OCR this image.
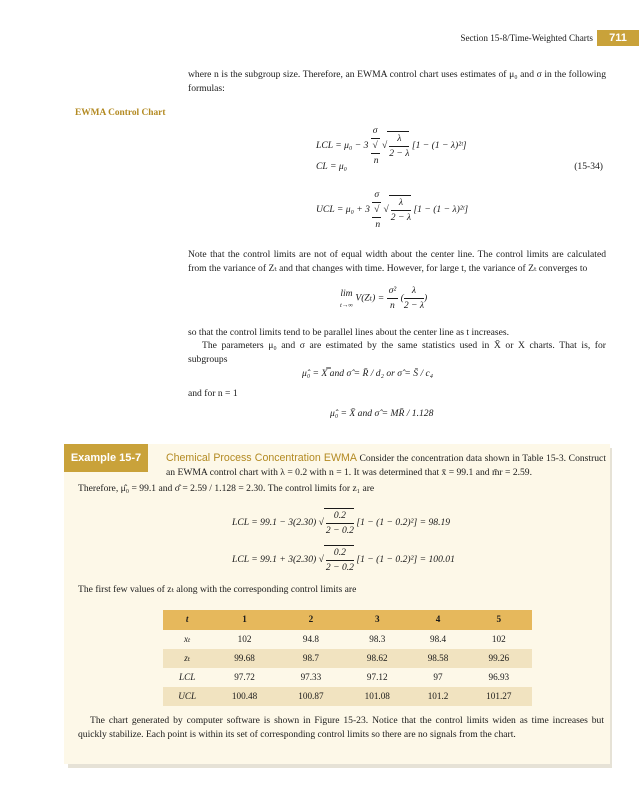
Section 15-8/Time-Weighted Charts	711
where n is the subgroup size. Therefore, an EWMA control chart uses estimates of μ₀ and σ in the following formulas:
EWMA Control Chart
LCL = μ₀ − 3 σ
√
n √ $\frac{\lambda}{2 - \lambda} [1 - (1$ − λ)²ᵗ]
CL = μ₀	(15-34)
UCL = μ₀ + 3 σ
√
n √ $\frac{\lambda}{2 - \lambda} [1 - (1$ − λ)²ᵗ]
Note that the control limits are not of equal width about the center line. The control limits are calculated from the variance of Zₜ and that changes with time. However, for large t, the variance of Zₜ converges to
lim
t→∞
$V(Z_t) = \frac{\text{σ²}}{n}$ ( $\frac{\lambda}{2 - \lambda}$ )
so that the control limits tend to be parallel lines about the center line as t increases.
The parameters μ₀ and σ are estimated by the same statistics used in X̄ or X charts. That is, for subgroups
μ̂₀ = X̿ and σ̂ = R̄ / d₂ or σ̂ = S̄ / c₄
and for n = 1
μ̂₀ = X̄ and σ̂ = MR̄ / 1.128
Example 15-7	Chemical Process Concentration EWMA Consider the concentration data shown in Table 15-3. Construct an EWMA control chart with λ = 0.2 with n = 1. It was determined that x̄ = 99.1 and m̄r = 2.59.
Therefore, μ̂₀ = 99.1 and σ̂ = 2.59 / 1.128 = 2.30. The control limits for z₁ are
LCL = 99.1 − 3(2.30) √ $\frac{0.2}{2 - 0.2} [1 - (1 - 0.2)^2] = 98.19$
LCL = 99.1 + 3(2.30) √ $\frac{0.2}{2 - 0.2} [1 - (1 - 0.2)^2] = 100.01$
The first few values of zₜ along with the corresponding control limits are
t	1	2	3	4	5
xₜ	102	94.8	98.3	98.4	102
zₜ	99.68	98.7	98.62	98.58	99.26
LCL	97.72	97.33	97.12	97	96.93
UCL	100.48	100.87	101.08	101.2	101.27
The chart generated by computer software is shown in Figure 15-23. Notice that the control limits widen as time increases but quickly stabilize. Each point is within its set of corresponding control limits so there are no signals from the chart.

========

_Prompt_.
Copy out all the records exactly, excluding pictures.

_Output for this exercise_.
OCR this image.
Section 15-8/Time-Weighted Charts	711
where n is the subgroup size. Therefore, an EWMA control chart uses estimates of μ₀ and σ in the following formulas:
EWMA Control Chart
LCL = μ₀ − 3 σ
√
n √ $\frac{\lambda}{2 - \lambda} [1 - (1$ − λ)²ᵗ]
CL = μ₀	(15-34)
UCL = μ₀ + 3 σ
√
n √ $\frac{\lambda}{2 - \lambda} [1 - (1$ − λ)²ᵗ]
Note that the control limits are not of equal width about the center line. The control limits are calculated from the variance of Zₜ and that changes with time. However, for large t, the variance of Zₜ converges to
lim
t→∞
$V(Z_t) = \frac{\text{σ²}}{n}$ ( $\frac{\lambda}{2 - \lambda}$ )
so that the control limits tend to be parallel lines about the center line as t increases.
The parameters μ₀ and σ are estimated by the same statistics used in X̄ or X charts. That is, for subgroups
μ̂₀ = X̿ and σ̂ = R̄ / d₂ or σ̂ = S̄ / c₄
and for n = 1
μ̂₀ = X̄ and σ̂ = MR̄ / 1.128
Example 15-7	Chemical Process Concentration EWMA Consider the concentration data shown in Table 15-3. Construct an EWMA control chart with λ = 0.2 with n = 1. It was determined that x̄ = 99.1 and m̄r = 2.59.
Therefore, μ̂₀ = 99.1 and σ̂ = 2.59 / 1.128 = 2.30. The control limits for z₁ are
LCL = 99.1 − 3(2.30) √ $\frac{0.2}{2 - 0.2} [1 - (1 - 0.2)^2] = 98.19$
LCL = 99.1 + 3(2.30) √ $\frac{0.2}{2 - 0.2} [1 - (1 - 0.2)^2] = 100.01$
The first few values of zₜ along with the corresponding control limits are
t	1	2	3	4	5
xₜ	102	94.8	98.3	98.4	102
zₜ	99.68	98.7	98.62	98.58	99.26
LCL	97.72	97.33	97.12	97	96.93
UCL	100.48	100.87	101.08	101.2	101.27
The chart generated by computer software is shown in Figure 15-23. Notice that the control limits widen as time increases but quickly stabilize. Each point is within its set of corresponding control limits so there are no signals from the chart.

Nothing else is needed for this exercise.